- [To be done]
Retype each entry below exactly as it stands.

(Dataset rows)
========================================
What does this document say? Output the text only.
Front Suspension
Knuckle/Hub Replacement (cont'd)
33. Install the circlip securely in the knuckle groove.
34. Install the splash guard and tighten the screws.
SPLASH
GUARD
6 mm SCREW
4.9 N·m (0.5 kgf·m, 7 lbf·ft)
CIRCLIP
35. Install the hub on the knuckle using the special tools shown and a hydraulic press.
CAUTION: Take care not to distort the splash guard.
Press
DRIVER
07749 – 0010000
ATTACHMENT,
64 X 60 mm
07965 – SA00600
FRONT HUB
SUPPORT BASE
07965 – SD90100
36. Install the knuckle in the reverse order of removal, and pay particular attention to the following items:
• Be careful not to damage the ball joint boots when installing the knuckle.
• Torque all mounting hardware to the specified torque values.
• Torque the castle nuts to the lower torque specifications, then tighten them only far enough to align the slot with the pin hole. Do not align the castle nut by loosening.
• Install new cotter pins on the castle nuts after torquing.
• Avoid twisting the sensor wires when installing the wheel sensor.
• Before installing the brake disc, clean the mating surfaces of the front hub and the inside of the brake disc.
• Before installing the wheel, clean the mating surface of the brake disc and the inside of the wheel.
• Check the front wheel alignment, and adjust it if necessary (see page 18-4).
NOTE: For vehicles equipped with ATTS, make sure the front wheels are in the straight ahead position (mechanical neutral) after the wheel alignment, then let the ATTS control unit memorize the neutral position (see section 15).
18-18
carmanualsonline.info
========================================
- [Reply to the exercise]
What does this document say? Output the text only.
Front Suspension
Knuckle/Hub Replacement (cont'd)
33. Install the circlip securely in the knuckle groove.
34. Install the splash guard and tighten the screws.
SPLASH
GUARD
6 mm SCREW
4.9 N·m (0.5 kgf·m, 7 lbf·ft)
CIRCLIP
35. Install the hub on the knuckle using the special tools shown and a hydraulic press.
CAUTION: Take care not to distort the splash guard.
Press
DRIVER
07749 – 0010000
ATTACHMENT,
64 X 60 mm
07965 – SA00600
FRONT HUB
SUPPORT BASE
07965 – SD90100
36. Install the knuckle in the reverse order of removal, and pay particular attention to the following items:
• Be careful not to damage the ball joint boots when installing the knuckle.
• Torque all mounting hardware to the specified torque values.
• Torque the castle nuts to the lower torque specifications, then tighten them only far enough to align the slot with the pin hole. Do not align the castle nut by loosening.
• Install new cotter pins on the castle nuts after torquing.
• Avoid twisting the sensor wires when installing the wheel sensor.
• Before installing the brake disc, clean the mating surfaces of the front hub and the inside of the brake disc.
• Before installing the wheel, clean the mating surface of the brake disc and the inside of the wheel.
• Check the front wheel alignment, and adjust it if necessary (see page 18-4).
NOTE: For vehicles equipped with ATTS, make sure the front wheels are in the straight ahead position (mechanical neutral) after the wheel alignment, then let the ATTS control unit memorize the neutral position (see section 15).
18-18
carmanualsonline.info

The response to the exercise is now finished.